▶ _To be done_: Update the records below by writing them out again with every "02/02/2016" changed to "15/03/2016" and nothing else altered.

Layout annotation data
+++

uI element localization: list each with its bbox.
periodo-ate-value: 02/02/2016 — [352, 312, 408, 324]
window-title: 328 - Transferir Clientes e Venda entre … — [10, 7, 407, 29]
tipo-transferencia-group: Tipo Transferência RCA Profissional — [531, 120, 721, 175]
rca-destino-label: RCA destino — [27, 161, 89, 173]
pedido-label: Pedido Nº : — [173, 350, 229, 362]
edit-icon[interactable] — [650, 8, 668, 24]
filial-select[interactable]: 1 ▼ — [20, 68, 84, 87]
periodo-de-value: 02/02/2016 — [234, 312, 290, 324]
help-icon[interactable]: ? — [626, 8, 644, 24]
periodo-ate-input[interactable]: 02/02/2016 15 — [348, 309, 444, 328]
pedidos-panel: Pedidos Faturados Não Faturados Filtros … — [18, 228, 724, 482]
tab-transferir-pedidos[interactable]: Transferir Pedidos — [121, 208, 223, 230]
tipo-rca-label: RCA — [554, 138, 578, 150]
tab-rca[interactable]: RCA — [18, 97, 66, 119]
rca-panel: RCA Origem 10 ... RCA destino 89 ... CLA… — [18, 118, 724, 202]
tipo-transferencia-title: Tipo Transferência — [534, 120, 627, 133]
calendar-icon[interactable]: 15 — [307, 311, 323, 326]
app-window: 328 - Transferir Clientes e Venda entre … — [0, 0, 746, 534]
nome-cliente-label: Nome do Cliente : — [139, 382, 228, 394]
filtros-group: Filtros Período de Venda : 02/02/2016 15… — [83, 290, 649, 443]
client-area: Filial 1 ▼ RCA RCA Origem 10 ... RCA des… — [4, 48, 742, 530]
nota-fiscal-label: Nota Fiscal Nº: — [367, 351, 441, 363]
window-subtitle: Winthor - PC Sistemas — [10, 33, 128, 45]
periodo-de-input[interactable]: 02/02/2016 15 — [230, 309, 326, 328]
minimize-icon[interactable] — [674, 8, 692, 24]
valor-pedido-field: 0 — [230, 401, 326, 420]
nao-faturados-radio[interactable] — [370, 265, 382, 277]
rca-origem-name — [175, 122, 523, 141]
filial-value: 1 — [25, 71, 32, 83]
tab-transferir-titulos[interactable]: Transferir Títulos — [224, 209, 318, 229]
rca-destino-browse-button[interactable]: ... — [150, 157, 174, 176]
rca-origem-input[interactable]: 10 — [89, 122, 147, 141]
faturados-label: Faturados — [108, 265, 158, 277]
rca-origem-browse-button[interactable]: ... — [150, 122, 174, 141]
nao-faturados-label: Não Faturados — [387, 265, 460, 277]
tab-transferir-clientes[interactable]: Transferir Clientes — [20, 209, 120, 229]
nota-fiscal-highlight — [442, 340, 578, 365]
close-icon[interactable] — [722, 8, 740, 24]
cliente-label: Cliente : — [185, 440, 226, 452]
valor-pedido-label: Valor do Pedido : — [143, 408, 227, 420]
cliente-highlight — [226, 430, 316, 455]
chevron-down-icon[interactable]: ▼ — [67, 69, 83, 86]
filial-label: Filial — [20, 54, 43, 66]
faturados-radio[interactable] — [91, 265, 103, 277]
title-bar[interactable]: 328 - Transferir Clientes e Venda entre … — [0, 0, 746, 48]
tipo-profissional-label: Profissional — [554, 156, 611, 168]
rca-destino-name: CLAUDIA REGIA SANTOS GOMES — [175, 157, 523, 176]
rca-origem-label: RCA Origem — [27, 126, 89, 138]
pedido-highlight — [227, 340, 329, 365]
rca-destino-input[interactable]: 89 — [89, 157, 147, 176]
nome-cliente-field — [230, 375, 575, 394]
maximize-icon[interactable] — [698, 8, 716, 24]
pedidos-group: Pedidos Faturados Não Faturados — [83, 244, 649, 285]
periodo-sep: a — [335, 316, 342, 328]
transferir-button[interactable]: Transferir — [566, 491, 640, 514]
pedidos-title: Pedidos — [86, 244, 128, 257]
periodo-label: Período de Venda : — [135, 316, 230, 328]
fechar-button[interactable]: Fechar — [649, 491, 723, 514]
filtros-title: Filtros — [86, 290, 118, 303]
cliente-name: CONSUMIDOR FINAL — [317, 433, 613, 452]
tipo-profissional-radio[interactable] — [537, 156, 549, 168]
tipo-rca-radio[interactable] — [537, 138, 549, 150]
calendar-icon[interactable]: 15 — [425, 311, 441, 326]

+++

▶ _Solution below_:
uI element localization: list each with its bbox.
periodo-ate-value: 15/03/2016 — [352, 312, 408, 324]
window-title: 328 - Transferir Clientes e Venda entre … — [10, 7, 407, 29]
tipo-transferencia-group: Tipo Transferência RCA Profissional — [531, 120, 721, 175]
rca-destino-label: RCA destino — [27, 161, 89, 173]
pedido-label: Pedido Nº : — [173, 350, 229, 362]
edit-icon[interactable] — [650, 8, 668, 24]
filial-select[interactable]: 1 ▼ — [20, 68, 84, 87]
periodo-de-value: 15/03/2016 — [234, 312, 290, 324]
help-icon[interactable]: ? — [626, 8, 644, 24]
periodo-ate-input[interactable]: 15/03/2016 15 — [348, 309, 444, 328]
pedidos-panel: Pedidos Faturados Não Faturados Filtros … — [18, 228, 724, 482]
tab-transferir-pedidos[interactable]: Transferir Pedidos — [121, 208, 223, 230]
tipo-rca-label: RCA — [554, 138, 578, 150]
tab-rca[interactable]: RCA — [18, 97, 66, 119]
rca-panel: RCA Origem 10 ... RCA destino 89 ... CLA… — [18, 118, 724, 202]
tipo-transferencia-title: Tipo Transferência — [534, 120, 627, 133]
calendar-icon[interactable]: 15 — [307, 311, 323, 326]
app-window: 328 - Transferir Clientes e Venda entre … — [0, 0, 746, 534]
nome-cliente-label: Nome do Cliente : — [139, 382, 228, 394]
filtros-group: Filtros Período de Venda : 15/03/2016 15… — [83, 290, 649, 443]
client-area: Filial 1 ▼ RCA RCA Origem 10 ... RCA des… — [4, 48, 742, 530]
nota-fiscal-label: Nota Fiscal Nº: — [367, 351, 441, 363]
window-subtitle: Winthor - PC Sistemas — [10, 33, 128, 45]
periodo-de-input[interactable]: 15/03/2016 15 — [230, 309, 326, 328]
minimize-icon[interactable] — [674, 8, 692, 24]
valor-pedido-field: 0 — [230, 401, 326, 420]
nao-faturados-radio[interactable] — [370, 265, 382, 277]
rca-origem-name — [175, 122, 523, 141]
filial-value: 1 — [25, 71, 32, 83]
tab-transferir-titulos[interactable]: Transferir Títulos — [224, 209, 318, 229]
rca-destino-browse-button[interactable]: ... — [150, 157, 174, 176]
rca-origem-input[interactable]: 10 — [89, 122, 147, 141]
faturados-label: Faturados — [108, 265, 158, 277]
rca-origem-browse-button[interactable]: ... — [150, 122, 174, 141]
nao-faturados-label: Não Faturados — [387, 265, 460, 277]
tab-transferir-clientes[interactable]: Transferir Clientes — [20, 209, 120, 229]
nota-fiscal-highlight — [442, 340, 578, 365]
close-icon[interactable] — [722, 8, 740, 24]
cliente-label: Cliente : — [185, 440, 226, 452]
valor-pedido-label: Valor do Pedido : — [143, 408, 227, 420]
cliente-highlight — [226, 430, 316, 455]
chevron-down-icon[interactable]: ▼ — [67, 69, 83, 86]
filial-label: Filial — [20, 54, 43, 66]
faturados-radio[interactable] — [91, 265, 103, 277]
title-bar[interactable]: 328 - Transferir Clientes e Venda entre … — [0, 0, 746, 48]
tipo-profissional-label: Profissional — [554, 156, 611, 168]
rca-destino-name: CLAUDIA REGIA SANTOS GOMES — [175, 157, 523, 176]
rca-origem-label: RCA Origem — [27, 126, 89, 138]
pedido-highlight — [227, 340, 329, 365]
rca-destino-input[interactable]: 89 — [89, 157, 147, 176]
nome-cliente-field — [230, 375, 575, 394]
maximize-icon[interactable] — [698, 8, 716, 24]
pedidos-group: Pedidos Faturados Não Faturados — [83, 244, 649, 285]
periodo-sep: a — [335, 316, 342, 328]
transferir-button[interactable]: Transferir — [566, 491, 640, 514]
pedidos-title: Pedidos — [86, 244, 128, 257]
periodo-label: Período de Venda : — [135, 316, 230, 328]
fechar-button[interactable]: Fechar — [649, 491, 723, 514]
filtros-title: Filtros — [86, 290, 118, 303]
cliente-name: CONSUMIDOR FINAL — [317, 433, 613, 452]
tipo-profissional-radio[interactable] — [537, 156, 549, 168]
tipo-rca-radio[interactable] — [537, 138, 549, 150]
calendar-icon[interactable]: 15 — [425, 311, 441, 326]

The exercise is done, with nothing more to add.